# Stated task:
Find how many lines in the data below include the word "title", then write only that number.

* BEGIN Supplied material *

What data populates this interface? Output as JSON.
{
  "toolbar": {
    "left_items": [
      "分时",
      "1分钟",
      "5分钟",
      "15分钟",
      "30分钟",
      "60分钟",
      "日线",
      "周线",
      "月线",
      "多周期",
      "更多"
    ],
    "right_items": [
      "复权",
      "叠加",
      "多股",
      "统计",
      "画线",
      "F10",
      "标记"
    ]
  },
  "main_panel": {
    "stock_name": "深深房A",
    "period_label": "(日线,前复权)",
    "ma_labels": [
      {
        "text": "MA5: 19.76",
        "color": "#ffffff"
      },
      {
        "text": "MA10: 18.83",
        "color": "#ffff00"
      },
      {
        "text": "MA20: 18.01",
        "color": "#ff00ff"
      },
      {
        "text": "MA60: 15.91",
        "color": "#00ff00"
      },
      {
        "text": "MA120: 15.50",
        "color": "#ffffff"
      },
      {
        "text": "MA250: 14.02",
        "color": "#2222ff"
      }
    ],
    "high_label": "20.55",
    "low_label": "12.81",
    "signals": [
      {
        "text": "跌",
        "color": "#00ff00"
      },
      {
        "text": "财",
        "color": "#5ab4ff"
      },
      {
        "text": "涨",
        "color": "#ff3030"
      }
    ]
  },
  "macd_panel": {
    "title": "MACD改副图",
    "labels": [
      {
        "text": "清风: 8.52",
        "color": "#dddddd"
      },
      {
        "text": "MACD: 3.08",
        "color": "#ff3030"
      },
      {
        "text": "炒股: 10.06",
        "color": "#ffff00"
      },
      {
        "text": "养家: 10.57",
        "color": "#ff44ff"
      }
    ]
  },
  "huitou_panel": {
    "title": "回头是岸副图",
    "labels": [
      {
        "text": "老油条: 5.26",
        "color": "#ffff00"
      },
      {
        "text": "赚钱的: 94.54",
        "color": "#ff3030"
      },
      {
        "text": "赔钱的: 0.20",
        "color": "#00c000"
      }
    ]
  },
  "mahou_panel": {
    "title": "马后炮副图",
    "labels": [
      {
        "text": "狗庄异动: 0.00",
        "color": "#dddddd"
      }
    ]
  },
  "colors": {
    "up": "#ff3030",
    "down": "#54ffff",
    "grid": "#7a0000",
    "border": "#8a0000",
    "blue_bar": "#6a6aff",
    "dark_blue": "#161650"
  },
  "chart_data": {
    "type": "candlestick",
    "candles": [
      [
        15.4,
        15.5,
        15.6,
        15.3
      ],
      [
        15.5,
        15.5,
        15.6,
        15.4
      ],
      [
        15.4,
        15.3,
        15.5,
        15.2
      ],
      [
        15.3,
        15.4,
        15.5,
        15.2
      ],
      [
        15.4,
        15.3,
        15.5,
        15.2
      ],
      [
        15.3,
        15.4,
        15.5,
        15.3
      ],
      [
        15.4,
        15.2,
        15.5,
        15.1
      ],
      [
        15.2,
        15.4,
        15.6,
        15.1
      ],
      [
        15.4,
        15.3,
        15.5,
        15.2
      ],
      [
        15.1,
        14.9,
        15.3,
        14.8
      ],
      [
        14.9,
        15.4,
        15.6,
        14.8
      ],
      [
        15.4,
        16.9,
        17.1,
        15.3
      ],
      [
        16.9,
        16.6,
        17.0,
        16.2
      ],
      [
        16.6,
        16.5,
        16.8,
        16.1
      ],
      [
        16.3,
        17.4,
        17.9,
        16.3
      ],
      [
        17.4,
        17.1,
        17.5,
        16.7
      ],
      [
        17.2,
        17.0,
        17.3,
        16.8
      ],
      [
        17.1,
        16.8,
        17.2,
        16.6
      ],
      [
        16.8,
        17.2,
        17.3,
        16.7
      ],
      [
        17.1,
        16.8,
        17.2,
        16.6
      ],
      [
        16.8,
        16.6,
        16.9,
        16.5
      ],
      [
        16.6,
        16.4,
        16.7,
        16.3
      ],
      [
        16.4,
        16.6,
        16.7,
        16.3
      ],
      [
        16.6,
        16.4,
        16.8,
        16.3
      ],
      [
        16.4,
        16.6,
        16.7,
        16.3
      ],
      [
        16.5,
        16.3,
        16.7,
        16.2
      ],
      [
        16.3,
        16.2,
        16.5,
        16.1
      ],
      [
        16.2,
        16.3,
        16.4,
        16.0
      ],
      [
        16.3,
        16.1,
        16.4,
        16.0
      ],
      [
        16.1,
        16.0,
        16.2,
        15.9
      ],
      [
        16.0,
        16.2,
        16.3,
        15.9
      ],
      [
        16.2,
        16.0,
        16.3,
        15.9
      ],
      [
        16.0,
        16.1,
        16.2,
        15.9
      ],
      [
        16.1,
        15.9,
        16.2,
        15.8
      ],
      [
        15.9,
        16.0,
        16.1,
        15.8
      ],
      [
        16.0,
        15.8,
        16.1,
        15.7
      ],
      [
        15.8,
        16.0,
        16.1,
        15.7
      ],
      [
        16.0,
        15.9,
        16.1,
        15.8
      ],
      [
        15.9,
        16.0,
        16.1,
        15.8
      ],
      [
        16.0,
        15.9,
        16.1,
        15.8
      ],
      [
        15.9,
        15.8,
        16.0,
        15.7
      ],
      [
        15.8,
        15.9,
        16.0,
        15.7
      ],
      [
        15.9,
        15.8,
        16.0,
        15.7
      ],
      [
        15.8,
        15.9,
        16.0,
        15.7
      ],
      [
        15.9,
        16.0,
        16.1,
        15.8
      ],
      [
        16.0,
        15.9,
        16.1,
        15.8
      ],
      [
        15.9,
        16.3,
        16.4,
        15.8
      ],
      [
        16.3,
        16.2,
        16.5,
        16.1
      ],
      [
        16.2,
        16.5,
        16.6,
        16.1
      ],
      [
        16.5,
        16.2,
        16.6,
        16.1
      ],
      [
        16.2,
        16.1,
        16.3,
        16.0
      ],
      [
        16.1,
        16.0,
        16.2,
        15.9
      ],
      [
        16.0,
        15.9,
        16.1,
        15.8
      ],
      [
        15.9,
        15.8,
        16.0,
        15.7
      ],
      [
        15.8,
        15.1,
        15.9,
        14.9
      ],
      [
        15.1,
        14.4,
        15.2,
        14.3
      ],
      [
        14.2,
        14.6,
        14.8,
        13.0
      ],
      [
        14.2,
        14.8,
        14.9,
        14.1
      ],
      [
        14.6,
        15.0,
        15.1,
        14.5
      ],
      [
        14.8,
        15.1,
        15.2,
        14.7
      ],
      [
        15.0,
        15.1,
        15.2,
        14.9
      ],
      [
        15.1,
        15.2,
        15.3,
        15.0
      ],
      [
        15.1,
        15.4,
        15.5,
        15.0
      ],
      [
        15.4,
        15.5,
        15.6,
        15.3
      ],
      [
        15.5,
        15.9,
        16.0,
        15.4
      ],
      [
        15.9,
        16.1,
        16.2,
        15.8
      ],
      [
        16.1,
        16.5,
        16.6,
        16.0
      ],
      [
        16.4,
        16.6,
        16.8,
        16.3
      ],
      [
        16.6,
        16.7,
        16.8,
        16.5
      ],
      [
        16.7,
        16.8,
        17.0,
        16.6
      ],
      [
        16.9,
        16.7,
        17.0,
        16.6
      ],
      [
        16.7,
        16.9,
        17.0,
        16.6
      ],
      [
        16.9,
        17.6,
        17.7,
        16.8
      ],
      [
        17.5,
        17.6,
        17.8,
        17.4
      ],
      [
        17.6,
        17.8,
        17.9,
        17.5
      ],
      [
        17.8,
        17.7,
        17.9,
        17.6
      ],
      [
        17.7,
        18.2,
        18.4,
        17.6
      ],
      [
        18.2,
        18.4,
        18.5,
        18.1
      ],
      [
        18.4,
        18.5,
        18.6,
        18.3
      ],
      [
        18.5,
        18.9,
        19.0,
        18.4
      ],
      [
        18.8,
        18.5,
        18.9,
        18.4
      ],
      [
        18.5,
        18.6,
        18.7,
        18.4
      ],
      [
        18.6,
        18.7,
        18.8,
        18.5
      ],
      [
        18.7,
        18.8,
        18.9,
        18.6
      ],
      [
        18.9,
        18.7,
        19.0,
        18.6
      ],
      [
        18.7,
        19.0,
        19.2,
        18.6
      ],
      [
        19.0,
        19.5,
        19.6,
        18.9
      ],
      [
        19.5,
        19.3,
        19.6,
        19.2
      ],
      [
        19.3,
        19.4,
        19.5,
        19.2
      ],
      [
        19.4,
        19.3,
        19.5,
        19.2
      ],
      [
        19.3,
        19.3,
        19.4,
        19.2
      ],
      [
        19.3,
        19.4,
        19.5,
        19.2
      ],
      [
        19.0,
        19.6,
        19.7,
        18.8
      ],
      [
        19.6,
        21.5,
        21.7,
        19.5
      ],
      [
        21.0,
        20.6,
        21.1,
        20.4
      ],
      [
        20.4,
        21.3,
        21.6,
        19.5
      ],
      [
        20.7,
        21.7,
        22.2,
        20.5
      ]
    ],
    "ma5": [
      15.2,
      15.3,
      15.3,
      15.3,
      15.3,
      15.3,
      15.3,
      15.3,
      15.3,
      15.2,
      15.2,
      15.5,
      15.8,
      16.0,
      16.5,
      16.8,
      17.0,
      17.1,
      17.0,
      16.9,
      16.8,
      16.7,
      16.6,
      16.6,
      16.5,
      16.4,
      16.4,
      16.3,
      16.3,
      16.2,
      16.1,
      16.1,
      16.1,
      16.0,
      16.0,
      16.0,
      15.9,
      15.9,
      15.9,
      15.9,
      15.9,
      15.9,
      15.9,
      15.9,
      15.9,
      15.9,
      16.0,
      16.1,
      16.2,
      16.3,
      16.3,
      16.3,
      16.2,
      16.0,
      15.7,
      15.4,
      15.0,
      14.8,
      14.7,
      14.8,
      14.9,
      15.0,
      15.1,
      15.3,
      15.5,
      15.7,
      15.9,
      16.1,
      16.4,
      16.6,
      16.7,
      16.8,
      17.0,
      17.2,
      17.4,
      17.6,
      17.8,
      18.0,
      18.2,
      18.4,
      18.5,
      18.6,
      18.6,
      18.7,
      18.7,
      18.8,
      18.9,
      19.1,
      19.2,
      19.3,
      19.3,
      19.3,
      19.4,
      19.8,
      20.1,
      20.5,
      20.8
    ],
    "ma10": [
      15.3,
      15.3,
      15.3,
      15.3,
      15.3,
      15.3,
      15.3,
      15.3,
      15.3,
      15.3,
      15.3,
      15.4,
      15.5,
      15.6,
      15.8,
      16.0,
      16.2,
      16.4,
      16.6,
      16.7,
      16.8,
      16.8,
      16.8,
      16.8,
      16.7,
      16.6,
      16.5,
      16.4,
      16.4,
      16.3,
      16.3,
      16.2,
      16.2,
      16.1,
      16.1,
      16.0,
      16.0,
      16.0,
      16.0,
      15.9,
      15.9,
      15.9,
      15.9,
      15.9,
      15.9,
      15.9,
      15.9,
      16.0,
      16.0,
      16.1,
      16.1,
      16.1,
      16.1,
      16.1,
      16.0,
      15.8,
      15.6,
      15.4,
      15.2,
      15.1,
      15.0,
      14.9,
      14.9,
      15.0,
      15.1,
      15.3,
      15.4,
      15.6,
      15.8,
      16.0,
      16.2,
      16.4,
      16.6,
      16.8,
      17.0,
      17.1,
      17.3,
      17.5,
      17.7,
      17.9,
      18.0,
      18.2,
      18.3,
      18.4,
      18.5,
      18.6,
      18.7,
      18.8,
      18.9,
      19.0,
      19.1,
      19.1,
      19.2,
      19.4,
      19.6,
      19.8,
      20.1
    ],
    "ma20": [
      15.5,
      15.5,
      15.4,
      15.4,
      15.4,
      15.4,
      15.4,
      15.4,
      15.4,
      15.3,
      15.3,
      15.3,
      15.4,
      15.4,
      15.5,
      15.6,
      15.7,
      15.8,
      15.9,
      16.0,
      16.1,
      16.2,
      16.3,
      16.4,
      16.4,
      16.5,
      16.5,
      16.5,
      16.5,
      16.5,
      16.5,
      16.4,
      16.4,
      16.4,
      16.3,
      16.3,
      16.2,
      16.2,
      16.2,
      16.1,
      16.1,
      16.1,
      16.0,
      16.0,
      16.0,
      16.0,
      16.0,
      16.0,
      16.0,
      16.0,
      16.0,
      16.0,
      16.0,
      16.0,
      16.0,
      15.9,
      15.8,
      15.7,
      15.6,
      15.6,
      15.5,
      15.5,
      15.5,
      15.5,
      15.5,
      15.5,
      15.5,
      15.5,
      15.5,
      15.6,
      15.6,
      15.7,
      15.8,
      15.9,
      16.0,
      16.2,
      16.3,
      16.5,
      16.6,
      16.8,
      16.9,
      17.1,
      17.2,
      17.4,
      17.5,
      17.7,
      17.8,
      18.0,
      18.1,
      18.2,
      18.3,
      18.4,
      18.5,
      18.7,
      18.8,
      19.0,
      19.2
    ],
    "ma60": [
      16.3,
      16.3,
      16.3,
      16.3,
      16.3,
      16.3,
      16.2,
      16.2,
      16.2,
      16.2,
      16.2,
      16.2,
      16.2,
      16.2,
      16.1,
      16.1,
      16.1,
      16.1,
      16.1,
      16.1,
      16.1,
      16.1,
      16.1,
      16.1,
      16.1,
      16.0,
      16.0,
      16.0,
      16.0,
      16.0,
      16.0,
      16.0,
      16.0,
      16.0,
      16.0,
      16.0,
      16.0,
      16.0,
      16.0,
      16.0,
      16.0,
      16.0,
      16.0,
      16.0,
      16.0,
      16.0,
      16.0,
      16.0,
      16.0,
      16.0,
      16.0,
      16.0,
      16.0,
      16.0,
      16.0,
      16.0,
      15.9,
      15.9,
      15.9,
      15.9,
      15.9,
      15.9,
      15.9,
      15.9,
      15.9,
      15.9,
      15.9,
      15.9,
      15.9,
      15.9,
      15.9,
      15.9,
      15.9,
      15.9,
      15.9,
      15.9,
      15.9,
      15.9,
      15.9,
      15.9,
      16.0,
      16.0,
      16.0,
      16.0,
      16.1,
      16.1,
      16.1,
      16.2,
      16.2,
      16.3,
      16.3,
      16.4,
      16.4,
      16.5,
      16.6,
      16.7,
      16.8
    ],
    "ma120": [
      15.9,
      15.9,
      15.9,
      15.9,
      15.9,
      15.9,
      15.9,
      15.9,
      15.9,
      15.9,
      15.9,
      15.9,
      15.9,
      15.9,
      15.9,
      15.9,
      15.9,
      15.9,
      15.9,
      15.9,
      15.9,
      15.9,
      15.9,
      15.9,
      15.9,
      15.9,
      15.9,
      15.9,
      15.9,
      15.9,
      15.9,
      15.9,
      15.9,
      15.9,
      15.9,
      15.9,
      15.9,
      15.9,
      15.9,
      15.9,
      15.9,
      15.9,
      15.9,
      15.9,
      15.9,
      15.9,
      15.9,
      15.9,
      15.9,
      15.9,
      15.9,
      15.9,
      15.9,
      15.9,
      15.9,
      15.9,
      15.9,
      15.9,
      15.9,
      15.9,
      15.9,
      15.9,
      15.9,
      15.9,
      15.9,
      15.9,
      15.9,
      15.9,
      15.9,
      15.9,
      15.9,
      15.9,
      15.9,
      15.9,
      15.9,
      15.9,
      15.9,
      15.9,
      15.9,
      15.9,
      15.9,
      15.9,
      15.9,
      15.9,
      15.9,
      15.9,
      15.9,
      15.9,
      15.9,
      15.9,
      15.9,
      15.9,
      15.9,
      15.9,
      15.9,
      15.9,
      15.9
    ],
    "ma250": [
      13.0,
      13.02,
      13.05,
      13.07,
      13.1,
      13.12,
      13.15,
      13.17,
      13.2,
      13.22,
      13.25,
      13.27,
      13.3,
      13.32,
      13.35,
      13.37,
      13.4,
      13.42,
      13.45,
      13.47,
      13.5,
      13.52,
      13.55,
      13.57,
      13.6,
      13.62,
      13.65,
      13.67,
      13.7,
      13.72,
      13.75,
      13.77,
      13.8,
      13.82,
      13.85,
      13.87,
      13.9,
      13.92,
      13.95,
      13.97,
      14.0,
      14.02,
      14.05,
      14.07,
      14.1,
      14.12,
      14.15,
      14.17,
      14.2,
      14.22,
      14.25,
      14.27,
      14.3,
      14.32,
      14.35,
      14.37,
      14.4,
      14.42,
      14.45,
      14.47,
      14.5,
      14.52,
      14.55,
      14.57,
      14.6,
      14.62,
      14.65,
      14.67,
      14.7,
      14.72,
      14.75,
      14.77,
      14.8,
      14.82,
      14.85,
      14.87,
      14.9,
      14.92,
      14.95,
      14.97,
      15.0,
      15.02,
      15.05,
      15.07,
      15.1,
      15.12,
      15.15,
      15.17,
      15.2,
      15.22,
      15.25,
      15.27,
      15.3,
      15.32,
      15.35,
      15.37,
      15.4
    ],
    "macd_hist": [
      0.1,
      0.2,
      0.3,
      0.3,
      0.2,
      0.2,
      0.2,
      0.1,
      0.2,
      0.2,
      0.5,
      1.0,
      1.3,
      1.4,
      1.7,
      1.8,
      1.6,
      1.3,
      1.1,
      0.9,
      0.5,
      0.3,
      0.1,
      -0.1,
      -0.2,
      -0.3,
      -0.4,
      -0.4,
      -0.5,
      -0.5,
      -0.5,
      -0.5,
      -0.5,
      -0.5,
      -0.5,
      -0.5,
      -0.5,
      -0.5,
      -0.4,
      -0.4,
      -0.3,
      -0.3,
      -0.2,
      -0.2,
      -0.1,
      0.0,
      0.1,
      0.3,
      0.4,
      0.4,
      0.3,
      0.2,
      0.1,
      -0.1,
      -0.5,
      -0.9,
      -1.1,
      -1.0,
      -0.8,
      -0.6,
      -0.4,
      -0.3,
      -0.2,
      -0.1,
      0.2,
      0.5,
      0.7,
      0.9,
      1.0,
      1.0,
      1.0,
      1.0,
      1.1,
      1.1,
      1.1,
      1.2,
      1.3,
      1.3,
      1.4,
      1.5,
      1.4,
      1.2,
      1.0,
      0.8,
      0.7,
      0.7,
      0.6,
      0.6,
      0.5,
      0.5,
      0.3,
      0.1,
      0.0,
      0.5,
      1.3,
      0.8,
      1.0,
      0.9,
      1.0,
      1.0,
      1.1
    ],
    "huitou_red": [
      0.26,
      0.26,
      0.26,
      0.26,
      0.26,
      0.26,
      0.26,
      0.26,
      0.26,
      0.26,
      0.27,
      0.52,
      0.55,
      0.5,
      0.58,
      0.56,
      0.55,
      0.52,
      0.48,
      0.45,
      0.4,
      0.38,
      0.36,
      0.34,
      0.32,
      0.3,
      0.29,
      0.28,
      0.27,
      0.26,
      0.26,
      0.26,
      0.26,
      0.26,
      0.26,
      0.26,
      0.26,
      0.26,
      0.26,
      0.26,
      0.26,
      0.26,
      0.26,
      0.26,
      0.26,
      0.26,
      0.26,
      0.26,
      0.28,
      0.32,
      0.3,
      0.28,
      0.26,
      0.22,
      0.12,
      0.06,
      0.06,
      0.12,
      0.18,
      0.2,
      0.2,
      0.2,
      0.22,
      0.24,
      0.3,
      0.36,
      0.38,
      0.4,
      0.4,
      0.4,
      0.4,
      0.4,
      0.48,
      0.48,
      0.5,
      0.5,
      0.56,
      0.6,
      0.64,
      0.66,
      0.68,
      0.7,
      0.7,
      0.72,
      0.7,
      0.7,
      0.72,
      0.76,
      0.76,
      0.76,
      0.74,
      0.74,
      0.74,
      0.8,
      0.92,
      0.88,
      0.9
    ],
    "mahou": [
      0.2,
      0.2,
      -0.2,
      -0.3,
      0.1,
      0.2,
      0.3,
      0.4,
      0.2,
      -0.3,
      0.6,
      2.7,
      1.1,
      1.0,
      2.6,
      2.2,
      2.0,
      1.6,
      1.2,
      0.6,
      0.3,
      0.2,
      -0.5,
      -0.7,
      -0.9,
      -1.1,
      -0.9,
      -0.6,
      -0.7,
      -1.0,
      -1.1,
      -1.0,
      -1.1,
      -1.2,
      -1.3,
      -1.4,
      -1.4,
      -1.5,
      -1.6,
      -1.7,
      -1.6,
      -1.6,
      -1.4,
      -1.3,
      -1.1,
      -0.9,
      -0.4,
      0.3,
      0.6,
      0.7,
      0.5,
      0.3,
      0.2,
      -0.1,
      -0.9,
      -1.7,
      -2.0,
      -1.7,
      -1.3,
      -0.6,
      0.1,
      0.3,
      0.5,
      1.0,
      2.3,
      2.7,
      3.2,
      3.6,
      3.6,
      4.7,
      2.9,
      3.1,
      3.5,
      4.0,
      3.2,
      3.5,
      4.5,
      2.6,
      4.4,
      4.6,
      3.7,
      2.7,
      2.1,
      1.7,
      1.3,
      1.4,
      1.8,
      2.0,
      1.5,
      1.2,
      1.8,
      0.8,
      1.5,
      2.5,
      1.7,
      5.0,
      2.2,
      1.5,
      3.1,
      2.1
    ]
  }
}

* END Supplied material *

# Answer for this exercise:
3